**WHAT YOU ARE ASKED TO DO**.
How many lines in the records below hold the string "Olsen"? Answer with the number alone.

**RECORD EXTRACTS**.

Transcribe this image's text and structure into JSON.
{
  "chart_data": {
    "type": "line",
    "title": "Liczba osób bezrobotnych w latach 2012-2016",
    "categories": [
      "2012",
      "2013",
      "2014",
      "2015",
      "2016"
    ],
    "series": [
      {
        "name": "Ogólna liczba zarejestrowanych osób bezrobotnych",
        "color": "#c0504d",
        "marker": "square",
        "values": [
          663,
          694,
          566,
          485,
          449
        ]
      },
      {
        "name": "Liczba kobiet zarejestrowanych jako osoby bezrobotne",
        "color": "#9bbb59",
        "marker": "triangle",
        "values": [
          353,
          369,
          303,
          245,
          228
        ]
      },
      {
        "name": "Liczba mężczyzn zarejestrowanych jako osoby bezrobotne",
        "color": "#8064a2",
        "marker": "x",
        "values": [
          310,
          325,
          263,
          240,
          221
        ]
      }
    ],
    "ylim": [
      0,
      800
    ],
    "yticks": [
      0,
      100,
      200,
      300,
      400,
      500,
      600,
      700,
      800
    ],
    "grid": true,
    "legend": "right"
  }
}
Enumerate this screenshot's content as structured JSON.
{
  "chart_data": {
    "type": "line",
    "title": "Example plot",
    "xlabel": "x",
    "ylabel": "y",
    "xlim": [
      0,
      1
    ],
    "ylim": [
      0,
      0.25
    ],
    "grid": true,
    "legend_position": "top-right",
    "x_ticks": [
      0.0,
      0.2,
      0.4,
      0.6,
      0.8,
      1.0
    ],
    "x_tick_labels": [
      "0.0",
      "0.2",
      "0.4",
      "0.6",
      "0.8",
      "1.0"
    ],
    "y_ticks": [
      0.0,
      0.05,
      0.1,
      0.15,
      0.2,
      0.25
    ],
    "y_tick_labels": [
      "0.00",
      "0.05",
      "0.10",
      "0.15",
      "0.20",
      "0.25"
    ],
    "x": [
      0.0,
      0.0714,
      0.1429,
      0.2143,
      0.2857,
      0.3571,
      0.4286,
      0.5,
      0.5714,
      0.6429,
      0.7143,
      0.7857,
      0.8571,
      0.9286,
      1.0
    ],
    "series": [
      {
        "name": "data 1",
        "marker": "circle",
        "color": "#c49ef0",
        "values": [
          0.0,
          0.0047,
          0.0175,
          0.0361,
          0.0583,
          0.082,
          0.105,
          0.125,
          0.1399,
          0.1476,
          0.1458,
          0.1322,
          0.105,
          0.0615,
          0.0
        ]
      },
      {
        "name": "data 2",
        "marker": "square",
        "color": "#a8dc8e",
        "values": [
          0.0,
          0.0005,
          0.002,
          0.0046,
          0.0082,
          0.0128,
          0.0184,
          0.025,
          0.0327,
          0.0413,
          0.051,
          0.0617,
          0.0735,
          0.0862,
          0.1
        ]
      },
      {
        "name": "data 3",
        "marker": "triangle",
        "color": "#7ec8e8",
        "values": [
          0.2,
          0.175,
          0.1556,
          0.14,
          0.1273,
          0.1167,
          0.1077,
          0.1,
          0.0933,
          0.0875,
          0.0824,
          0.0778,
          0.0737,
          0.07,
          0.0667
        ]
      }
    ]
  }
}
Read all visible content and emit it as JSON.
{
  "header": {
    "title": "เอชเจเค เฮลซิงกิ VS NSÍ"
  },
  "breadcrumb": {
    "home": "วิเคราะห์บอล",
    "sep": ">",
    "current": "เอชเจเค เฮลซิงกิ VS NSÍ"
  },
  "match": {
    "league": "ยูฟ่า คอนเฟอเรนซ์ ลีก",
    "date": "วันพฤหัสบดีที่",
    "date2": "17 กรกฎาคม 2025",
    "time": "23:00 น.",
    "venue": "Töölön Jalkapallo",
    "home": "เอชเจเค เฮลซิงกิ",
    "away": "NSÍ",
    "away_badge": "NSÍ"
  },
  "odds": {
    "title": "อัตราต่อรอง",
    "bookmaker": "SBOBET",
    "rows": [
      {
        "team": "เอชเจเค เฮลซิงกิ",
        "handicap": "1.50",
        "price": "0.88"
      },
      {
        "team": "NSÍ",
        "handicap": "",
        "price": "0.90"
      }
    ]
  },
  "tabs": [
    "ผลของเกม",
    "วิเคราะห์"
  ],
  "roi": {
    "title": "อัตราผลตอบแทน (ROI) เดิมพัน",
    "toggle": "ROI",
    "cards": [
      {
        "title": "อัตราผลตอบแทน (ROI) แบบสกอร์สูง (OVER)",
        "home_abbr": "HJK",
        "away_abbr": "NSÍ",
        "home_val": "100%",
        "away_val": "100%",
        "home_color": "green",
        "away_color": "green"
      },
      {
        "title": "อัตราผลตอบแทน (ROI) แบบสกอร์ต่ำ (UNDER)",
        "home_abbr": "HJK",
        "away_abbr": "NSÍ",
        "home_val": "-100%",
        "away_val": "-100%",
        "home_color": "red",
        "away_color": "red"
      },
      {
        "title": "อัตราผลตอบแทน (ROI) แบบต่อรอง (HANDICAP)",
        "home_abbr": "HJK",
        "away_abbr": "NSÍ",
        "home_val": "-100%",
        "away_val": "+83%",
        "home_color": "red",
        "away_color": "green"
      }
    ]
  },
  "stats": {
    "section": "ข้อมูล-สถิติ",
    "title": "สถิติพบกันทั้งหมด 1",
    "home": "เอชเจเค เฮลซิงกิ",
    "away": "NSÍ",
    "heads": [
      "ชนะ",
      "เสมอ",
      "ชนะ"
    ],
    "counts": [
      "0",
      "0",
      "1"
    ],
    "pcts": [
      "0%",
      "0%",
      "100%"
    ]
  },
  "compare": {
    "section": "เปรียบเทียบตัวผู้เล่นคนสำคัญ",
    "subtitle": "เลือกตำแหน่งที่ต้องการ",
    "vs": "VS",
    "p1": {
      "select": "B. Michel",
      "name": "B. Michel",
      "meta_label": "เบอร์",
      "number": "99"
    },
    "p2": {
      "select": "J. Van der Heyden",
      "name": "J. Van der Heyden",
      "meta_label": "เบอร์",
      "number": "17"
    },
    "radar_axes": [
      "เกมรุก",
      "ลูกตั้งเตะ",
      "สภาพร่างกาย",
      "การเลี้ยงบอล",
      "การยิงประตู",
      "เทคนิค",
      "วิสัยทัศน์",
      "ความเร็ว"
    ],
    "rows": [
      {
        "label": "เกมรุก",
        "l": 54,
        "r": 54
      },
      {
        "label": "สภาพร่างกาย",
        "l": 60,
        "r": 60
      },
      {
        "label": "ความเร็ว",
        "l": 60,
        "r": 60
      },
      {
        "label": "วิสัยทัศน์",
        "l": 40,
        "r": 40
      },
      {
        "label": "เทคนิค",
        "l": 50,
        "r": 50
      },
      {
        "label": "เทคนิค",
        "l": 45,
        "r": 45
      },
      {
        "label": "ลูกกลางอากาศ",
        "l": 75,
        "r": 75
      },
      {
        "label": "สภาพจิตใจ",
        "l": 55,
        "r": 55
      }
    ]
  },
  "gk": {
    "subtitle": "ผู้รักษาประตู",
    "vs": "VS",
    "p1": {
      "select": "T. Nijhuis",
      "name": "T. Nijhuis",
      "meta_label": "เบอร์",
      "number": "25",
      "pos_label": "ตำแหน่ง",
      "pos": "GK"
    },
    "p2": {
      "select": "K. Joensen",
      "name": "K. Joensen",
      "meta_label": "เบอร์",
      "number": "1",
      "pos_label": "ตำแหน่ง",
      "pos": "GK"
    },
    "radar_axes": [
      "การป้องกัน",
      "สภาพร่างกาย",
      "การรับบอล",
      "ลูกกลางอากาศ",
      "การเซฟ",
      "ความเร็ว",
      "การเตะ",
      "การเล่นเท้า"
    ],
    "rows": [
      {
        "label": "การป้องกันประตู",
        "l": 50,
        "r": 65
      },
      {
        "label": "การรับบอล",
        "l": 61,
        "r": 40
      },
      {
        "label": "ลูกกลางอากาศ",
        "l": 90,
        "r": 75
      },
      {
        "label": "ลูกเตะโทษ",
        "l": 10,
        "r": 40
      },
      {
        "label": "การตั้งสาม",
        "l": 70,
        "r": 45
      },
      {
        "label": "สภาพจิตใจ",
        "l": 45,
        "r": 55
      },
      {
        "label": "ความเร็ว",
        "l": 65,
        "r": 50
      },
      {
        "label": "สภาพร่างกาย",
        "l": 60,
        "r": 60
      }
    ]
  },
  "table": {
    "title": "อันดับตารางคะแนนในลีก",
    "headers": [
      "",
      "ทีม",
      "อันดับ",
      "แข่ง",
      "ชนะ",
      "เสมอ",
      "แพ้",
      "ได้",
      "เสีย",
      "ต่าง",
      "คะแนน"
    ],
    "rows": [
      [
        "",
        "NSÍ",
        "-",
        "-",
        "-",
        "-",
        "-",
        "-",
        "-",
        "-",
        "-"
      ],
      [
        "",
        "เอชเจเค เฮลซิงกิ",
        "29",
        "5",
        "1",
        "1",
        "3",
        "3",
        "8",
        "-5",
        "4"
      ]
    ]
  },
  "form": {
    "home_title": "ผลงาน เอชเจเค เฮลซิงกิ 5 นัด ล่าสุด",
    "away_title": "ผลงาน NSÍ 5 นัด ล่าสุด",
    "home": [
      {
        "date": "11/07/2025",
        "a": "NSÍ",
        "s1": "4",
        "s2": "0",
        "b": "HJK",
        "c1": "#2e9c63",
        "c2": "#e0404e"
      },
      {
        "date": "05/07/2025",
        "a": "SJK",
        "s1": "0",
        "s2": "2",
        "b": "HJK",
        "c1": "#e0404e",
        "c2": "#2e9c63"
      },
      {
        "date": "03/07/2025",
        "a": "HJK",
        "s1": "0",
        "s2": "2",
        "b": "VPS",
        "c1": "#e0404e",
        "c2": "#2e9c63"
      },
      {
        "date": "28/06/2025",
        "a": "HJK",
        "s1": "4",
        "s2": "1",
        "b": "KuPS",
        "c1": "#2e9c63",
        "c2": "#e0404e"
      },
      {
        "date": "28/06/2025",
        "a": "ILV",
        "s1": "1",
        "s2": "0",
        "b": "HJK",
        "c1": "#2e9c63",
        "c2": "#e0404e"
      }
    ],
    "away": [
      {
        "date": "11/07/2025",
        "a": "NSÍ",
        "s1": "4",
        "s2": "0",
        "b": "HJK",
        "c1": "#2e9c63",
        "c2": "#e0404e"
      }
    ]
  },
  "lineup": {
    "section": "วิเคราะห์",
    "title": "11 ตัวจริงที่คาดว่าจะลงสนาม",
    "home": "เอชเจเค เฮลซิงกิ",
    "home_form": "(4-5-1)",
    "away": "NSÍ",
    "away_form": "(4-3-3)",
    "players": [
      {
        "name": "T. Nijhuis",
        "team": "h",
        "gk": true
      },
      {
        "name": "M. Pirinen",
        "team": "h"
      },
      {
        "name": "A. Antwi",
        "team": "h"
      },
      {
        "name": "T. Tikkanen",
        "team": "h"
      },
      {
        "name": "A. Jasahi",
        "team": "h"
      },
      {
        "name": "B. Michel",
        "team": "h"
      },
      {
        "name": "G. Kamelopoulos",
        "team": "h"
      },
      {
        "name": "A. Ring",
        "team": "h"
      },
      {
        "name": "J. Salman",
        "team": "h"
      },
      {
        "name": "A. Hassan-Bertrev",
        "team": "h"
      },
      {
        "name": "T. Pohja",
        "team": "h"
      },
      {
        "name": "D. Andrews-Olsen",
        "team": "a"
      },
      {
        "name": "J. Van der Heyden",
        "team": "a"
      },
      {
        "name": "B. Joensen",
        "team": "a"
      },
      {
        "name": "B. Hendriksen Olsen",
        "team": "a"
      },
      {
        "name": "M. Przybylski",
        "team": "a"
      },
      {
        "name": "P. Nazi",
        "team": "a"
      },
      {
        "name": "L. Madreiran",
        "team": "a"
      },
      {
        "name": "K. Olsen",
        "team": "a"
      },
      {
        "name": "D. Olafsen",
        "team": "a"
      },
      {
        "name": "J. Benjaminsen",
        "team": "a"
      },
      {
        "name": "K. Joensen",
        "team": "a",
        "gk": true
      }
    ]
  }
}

**REPLY TO THE EXERCISE**.
3